── PROVIDED RECORDS ──
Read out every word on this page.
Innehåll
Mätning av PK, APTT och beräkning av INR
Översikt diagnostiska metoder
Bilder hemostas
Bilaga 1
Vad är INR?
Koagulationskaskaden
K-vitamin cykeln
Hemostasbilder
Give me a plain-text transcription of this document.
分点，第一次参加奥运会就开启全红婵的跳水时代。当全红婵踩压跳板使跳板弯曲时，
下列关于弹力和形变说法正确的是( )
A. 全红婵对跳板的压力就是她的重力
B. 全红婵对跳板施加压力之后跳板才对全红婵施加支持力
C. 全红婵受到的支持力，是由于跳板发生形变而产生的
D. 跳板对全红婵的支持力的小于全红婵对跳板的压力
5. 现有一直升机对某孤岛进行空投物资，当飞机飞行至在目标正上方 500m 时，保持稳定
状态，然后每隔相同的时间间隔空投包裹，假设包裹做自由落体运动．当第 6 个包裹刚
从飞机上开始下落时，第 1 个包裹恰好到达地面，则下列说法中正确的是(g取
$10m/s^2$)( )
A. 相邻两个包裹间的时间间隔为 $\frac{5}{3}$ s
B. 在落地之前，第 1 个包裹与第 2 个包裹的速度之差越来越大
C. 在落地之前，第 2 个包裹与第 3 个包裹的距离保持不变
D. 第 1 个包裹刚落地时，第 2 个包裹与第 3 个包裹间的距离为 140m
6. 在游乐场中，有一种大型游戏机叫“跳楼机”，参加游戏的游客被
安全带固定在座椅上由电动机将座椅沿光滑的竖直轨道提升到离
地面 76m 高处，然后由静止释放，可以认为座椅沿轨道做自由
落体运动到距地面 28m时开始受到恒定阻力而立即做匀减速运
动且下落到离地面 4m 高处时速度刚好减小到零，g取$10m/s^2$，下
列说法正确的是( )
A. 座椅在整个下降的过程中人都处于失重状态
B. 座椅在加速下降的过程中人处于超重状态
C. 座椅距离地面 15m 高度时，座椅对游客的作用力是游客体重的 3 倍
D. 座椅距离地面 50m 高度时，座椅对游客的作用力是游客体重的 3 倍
───
PROBLEM STATEMENT
Set down nothing but the lines from the one with "Give me a plain-text" through the end of the records, keeping each line exactly as written and including both ends.

RESULT OF THE EXERCISE
Give me a plain-text transcription of this document.
分点，第一次参加奥运会就开启全红婵的跳水时代。当全红婵踩压跳板使跳板弯曲时，
下列关于弹力和形变说法正确的是( )
A. 全红婵对跳板的压力就是她的重力
B. 全红婵对跳板施加压力之后跳板才对全红婵施加支持力
C. 全红婵受到的支持力，是由于跳板发生形变而产生的
D. 跳板对全红婵的支持力的小于全红婵对跳板的压力
5. 现有一直升机对某孤岛进行空投物资，当飞机飞行至在目标正上方 500m 时，保持稳定
状态，然后每隔相同的时间间隔空投包裹，假设包裹做自由落体运动．当第 6 个包裹刚
从飞机上开始下落时，第 1 个包裹恰好到达地面，则下列说法中正确的是(g取
$10m/s^2$)( )
A. 相邻两个包裹间的时间间隔为 $\frac{5}{3}$ s
B. 在落地之前，第 1 个包裹与第 2 个包裹的速度之差越来越大
C. 在落地之前，第 2 个包裹与第 3 个包裹的距离保持不变
D. 第 1 个包裹刚落地时，第 2 个包裹与第 3 个包裹间的距离为 140m
6. 在游乐场中，有一种大型游戏机叫“跳楼机”，参加游戏的游客被
安全带固定在座椅上由电动机将座椅沿光滑的竖直轨道提升到离
地面 76m 高处，然后由静止释放，可以认为座椅沿轨道做自由
落体运动到距地面 28m时开始受到恒定阻力而立即做匀减速运
动且下落到离地面 4m 高处时速度刚好减小到零，g取$10m/s^2$，下
列说法正确的是( )
A. 座椅在整个下降的过程中人都处于失重状态
B. 座椅在加速下降的过程中人处于超重状态
C. 座椅距离地面 15m 高度时，座椅对游客的作用力是游客体重的 3 倍
D. 座椅距离地面 50m 高度时，座椅对游客的作用力是游客体重的 3 倍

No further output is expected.